▸ DESCRIPTION OF THE TASK:
Transcribe all of the material exactly. Any picture in it should be left out.

▸ EXTRACTED RECORDS:
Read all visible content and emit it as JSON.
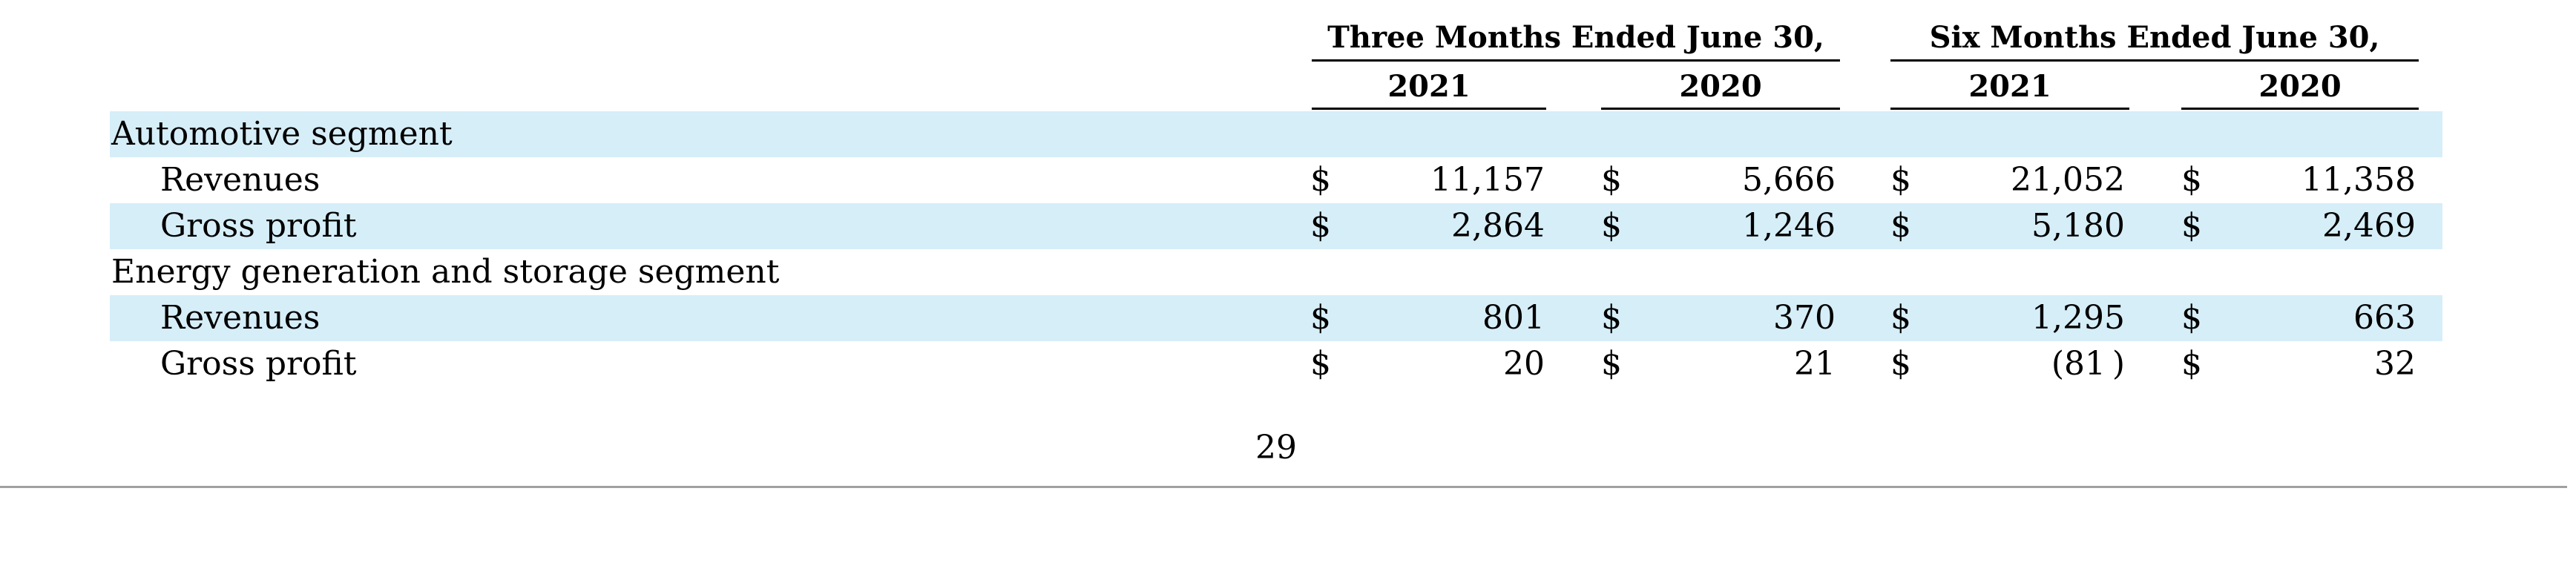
{
  "header": {
    "group1": "Three Months Ended June 30,",
    "group2": "Six Months Ended June 30,",
    "years": [
      "2021",
      "2020",
      "2021",
      "2020"
    ]
  },
  "rows": [
    {
      "label": "Automotive segment",
      "values": [
        "",
        "",
        "",
        ""
      ],
      "shaded": true
    },
    {
      "label": "Revenues",
      "values": [
        "11,157",
        "5,666",
        "21,052",
        "11,358"
      ],
      "shaded": false
    },
    {
      "label": "Gross profit",
      "values": [
        "2,864",
        "1,246",
        "5,180",
        "2,469"
      ],
      "shaded": true
    },
    {
      "label": "Energy generation and storage segment",
      "values": [
        "",
        "",
        "",
        ""
      ],
      "shaded": false
    },
    {
      "label": "Revenues",
      "values": [
        "801",
        "370",
        "1,295",
        "663"
      ],
      "shaded": true
    },
    {
      "label": "Gross profit",
      "values": [
        "20",
        "21",
        "(81 )",
        "32"
      ],
      "shaded": false
    }
  ],
  "currency_symbol": "$",
  "page_number": "29"
}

▸ RESULT:
Read all visible content and emit it as JSON.
{
  "header": {
    "group1": "Three Months Ended June 30,",
    "group2": "Six Months Ended June 30,",
    "years": [
      "2021",
      "2020",
      "2021",
      "2020"
    ]
  },
  "rows": [
    {
      "label": "Automotive segment",
      "values": [
        "",
        "",
        "",
        ""
      ],
      "shaded": true
    },
    {
      "label": "Revenues",
      "values": [
        "11,157",
        "5,666",
        "21,052",
        "11,358"
      ],
      "shaded": false
    },
    {
      "label": "Gross profit",
      "values": [
        "2,864",
        "1,246",
        "5,180",
        "2,469"
      ],
      "shaded": true
    },
    {
      "label": "Energy generation and storage segment",
      "values": [
        "",
        "",
        "",
        ""
      ],
      "shaded": false
    },
    {
      "label": "Revenues",
      "values": [
        "801",
        "370",
        "1,295",
        "663"
      ],
      "shaded": true
    },
    {
      "label": "Gross profit",
      "values": [
        "20",
        "21",
        "(81 )",
        "32"
      ],
      "shaded": false
    }
  ],
  "currency_symbol": "$",
  "page_number": "29"
}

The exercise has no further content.